WHAT THE TASK ASKS
Your answer should be a single number: the count of lines that include the word "color".

PROVIDED INFORMATION
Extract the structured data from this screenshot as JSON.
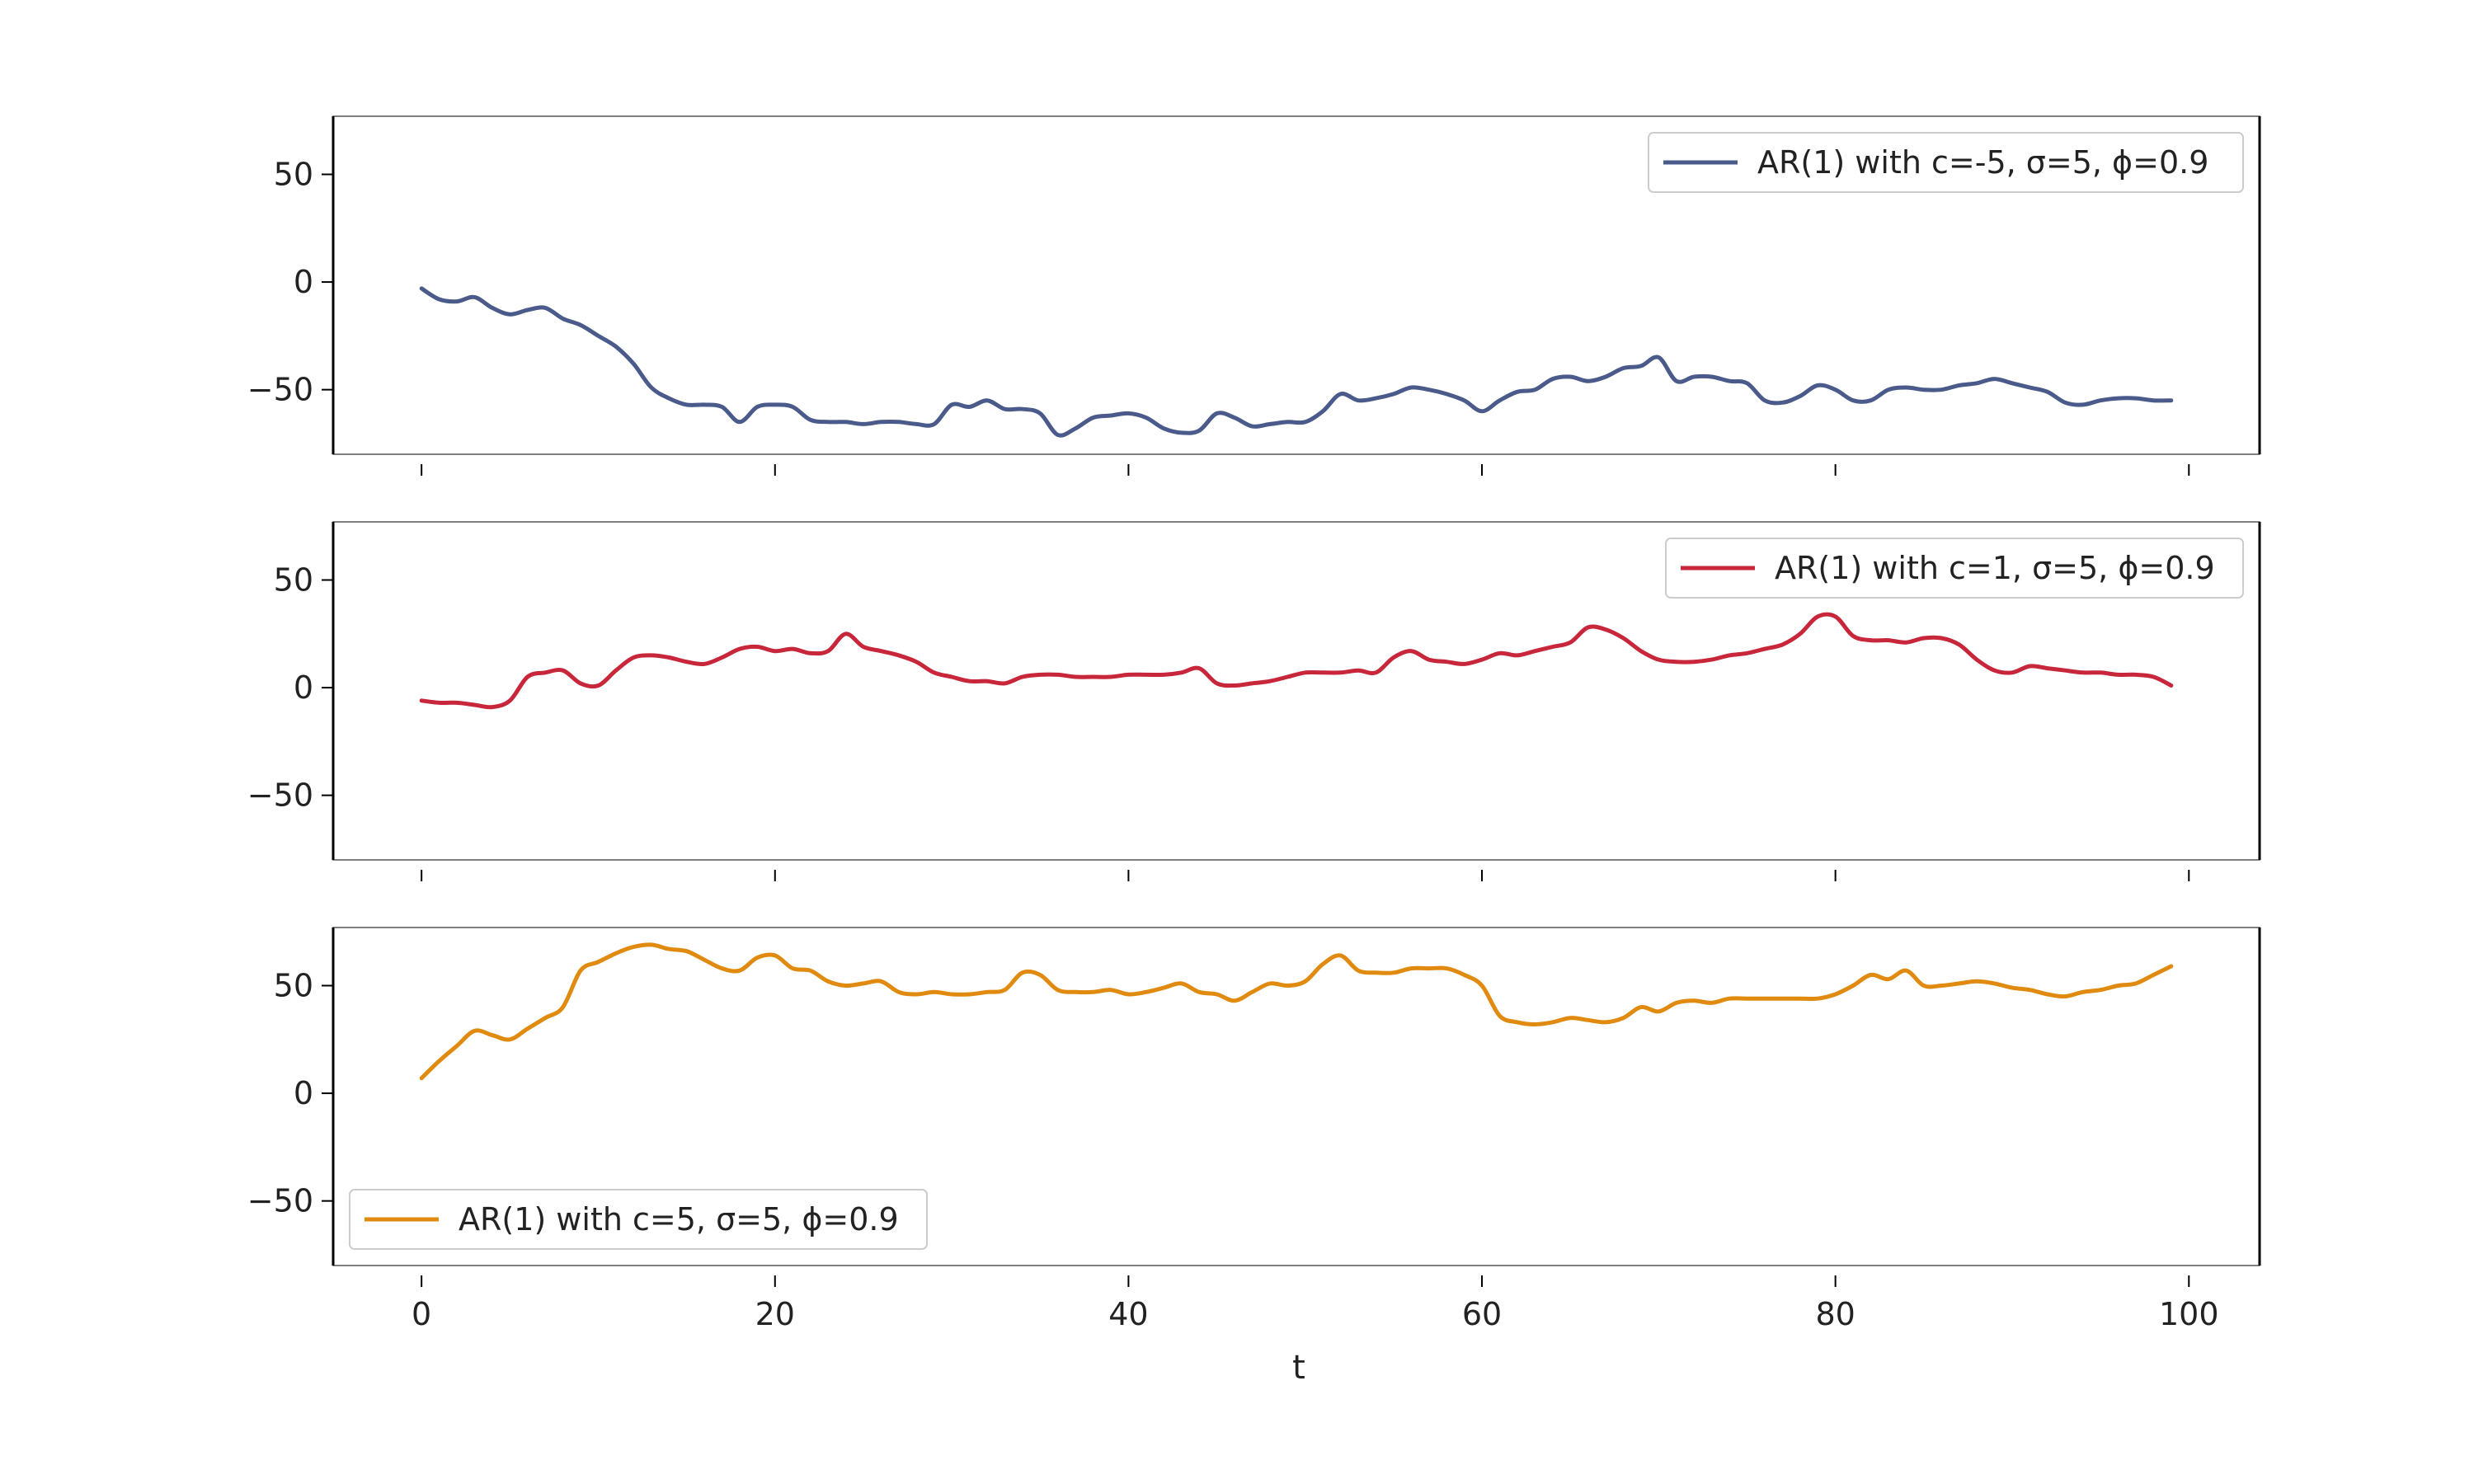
{
  "chart_data": {
    "type": "line",
    "layout": "3 stacked subplots, shared x axis",
    "xlabel": "t",
    "x_ticks": [
      0,
      20,
      40,
      60,
      80,
      100
    ],
    "x_tick_labels": [
      "0",
      "20",
      "40",
      "60",
      "80",
      "100"
    ],
    "xlim": [
      -5,
      104
    ],
    "ylim": [
      -80,
      77
    ],
    "y_ticks": [
      50,
      0,
      -50
    ],
    "y_tick_labels": [
      "50",
      "0",
      "−50"
    ],
    "grid": false,
    "series": [
      {
        "name": "AR(1) with c=-5, σ=5, ϕ=0.9",
        "color": "#4a5a8a",
        "legend_position": "upper-right",
        "x": [
          0,
          1,
          2,
          3,
          4,
          5,
          6,
          7,
          8,
          9,
          10,
          11,
          12,
          13,
          14,
          15,
          16,
          17,
          18,
          19,
          20,
          21,
          22,
          23,
          24,
          25,
          26,
          27,
          28,
          29,
          30,
          31,
          32,
          33,
          34,
          35,
          36,
          37,
          38,
          39,
          40,
          41,
          42,
          43,
          44,
          45,
          46,
          47,
          48,
          49,
          50,
          51,
          52,
          53,
          54,
          55,
          56,
          57,
          58,
          59,
          60,
          61,
          62,
          63,
          64,
          65,
          66,
          67,
          68,
          69,
          70,
          71,
          72,
          73,
          74,
          75,
          76,
          77,
          78,
          79,
          80,
          81,
          82,
          83,
          84,
          85,
          86,
          87,
          88,
          89,
          90,
          91,
          92,
          93,
          94,
          95,
          96,
          97,
          98,
          99
        ],
        "y": [
          -3,
          -8,
          -9,
          -7,
          -12,
          -15,
          -13,
          -12,
          -17,
          -20,
          -25,
          -30,
          -38,
          -49,
          -54,
          -57,
          -57,
          -58,
          -65,
          -58,
          -57,
          -58,
          -64,
          -65,
          -65,
          -66,
          -65,
          -65,
          -66,
          -66,
          -57,
          -58,
          -55,
          -59,
          -59,
          -61,
          -71,
          -68,
          -63,
          -62,
          -61,
          -63,
          -68,
          -70,
          -69,
          -61,
          -63,
          -67,
          -66,
          -65,
          -65,
          -60,
          -52,
          -55,
          -54,
          -52,
          -49,
          -50,
          -52,
          -55,
          -60,
          -55,
          -51,
          -50,
          -45,
          -44,
          -46,
          -44,
          -40,
          -39,
          -35,
          -46,
          -44,
          -44,
          -46,
          -47,
          -55,
          -56,
          -53,
          -48,
          -50,
          -55,
          -55,
          -50,
          -49,
          -50,
          -50,
          -48,
          -47,
          -45,
          -47,
          -49,
          -51,
          -56,
          -57,
          -55,
          -54,
          -54,
          -55,
          -55
        ]
      },
      {
        "name": "AR(1) with c=1, σ=5, ϕ=0.9",
        "color": "#c8263a",
        "legend_position": "upper-right",
        "x": [
          0,
          1,
          2,
          3,
          4,
          5,
          6,
          7,
          8,
          9,
          10,
          11,
          12,
          13,
          14,
          15,
          16,
          17,
          18,
          19,
          20,
          21,
          22,
          23,
          24,
          25,
          26,
          27,
          28,
          29,
          30,
          31,
          32,
          33,
          34,
          35,
          36,
          37,
          38,
          39,
          40,
          41,
          42,
          43,
          44,
          45,
          46,
          47,
          48,
          49,
          50,
          51,
          52,
          53,
          54,
          55,
          56,
          57,
          58,
          59,
          60,
          61,
          62,
          63,
          64,
          65,
          66,
          67,
          68,
          69,
          70,
          71,
          72,
          73,
          74,
          75,
          76,
          77,
          78,
          79,
          80,
          81,
          82,
          83,
          84,
          85,
          86,
          87,
          88,
          89,
          90,
          91,
          92,
          93,
          94,
          95,
          96,
          97,
          98,
          99
        ],
        "y": [
          -6,
          -7,
          -7,
          -8,
          -9,
          -6,
          5,
          7,
          8,
          2,
          1,
          8,
          14,
          15,
          14,
          12,
          11,
          14,
          18,
          19,
          17,
          18,
          16,
          17,
          25,
          19,
          17,
          15,
          12,
          7,
          5,
          3,
          3,
          2,
          5,
          6,
          6,
          5,
          5,
          5,
          6,
          6,
          6,
          7,
          9,
          2,
          1,
          2,
          3,
          5,
          7,
          7,
          7,
          8,
          7,
          14,
          17,
          13,
          12,
          11,
          13,
          16,
          15,
          17,
          19,
          21,
          28,
          27,
          23,
          17,
          13,
          12,
          12,
          13,
          15,
          16,
          18,
          20,
          25,
          33,
          33,
          24,
          22,
          22,
          21,
          23,
          23,
          20,
          13,
          8,
          7,
          10,
          9,
          8,
          7,
          7,
          6,
          6,
          5,
          1
        ]
      },
      {
        "name": "AR(1) with c=5, σ=5, ϕ=0.9",
        "color": "#e08a0f",
        "legend_position": "lower-left",
        "x": [
          0,
          1,
          2,
          3,
          4,
          5,
          6,
          7,
          8,
          9,
          10,
          11,
          12,
          13,
          14,
          15,
          16,
          17,
          18,
          19,
          20,
          21,
          22,
          23,
          24,
          25,
          26,
          27,
          28,
          29,
          30,
          31,
          32,
          33,
          34,
          35,
          36,
          37,
          38,
          39,
          40,
          41,
          42,
          43,
          44,
          45,
          46,
          47,
          48,
          49,
          50,
          51,
          52,
          53,
          54,
          55,
          56,
          57,
          58,
          59,
          60,
          61,
          62,
          63,
          64,
          65,
          66,
          67,
          68,
          69,
          70,
          71,
          72,
          73,
          74,
          75,
          76,
          77,
          78,
          79,
          80,
          81,
          82,
          83,
          84,
          85,
          86,
          87,
          88,
          89,
          90,
          91,
          92,
          93,
          94,
          95,
          96,
          97,
          98,
          99
        ],
        "y": [
          7,
          15,
          22,
          29,
          27,
          25,
          30,
          35,
          40,
          57,
          61,
          65,
          68,
          69,
          67,
          66,
          62,
          58,
          57,
          63,
          64,
          58,
          57,
          52,
          50,
          51,
          52,
          47,
          46,
          47,
          46,
          46,
          47,
          48,
          56,
          55,
          48,
          47,
          47,
          48,
          46,
          47,
          49,
          51,
          47,
          46,
          43,
          47,
          51,
          50,
          52,
          60,
          64,
          57,
          56,
          56,
          58,
          58,
          58,
          55,
          50,
          36,
          33,
          32,
          33,
          35,
          34,
          33,
          35,
          40,
          38,
          42,
          43,
          42,
          44,
          44,
          44,
          44,
          44,
          44,
          46,
          50,
          55,
          53,
          57,
          50,
          50,
          51,
          52,
          51,
          49,
          48,
          46,
          45,
          47,
          48,
          50,
          51,
          55,
          59
        ]
      }
    ]
  }
}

CORRECT RESULT
3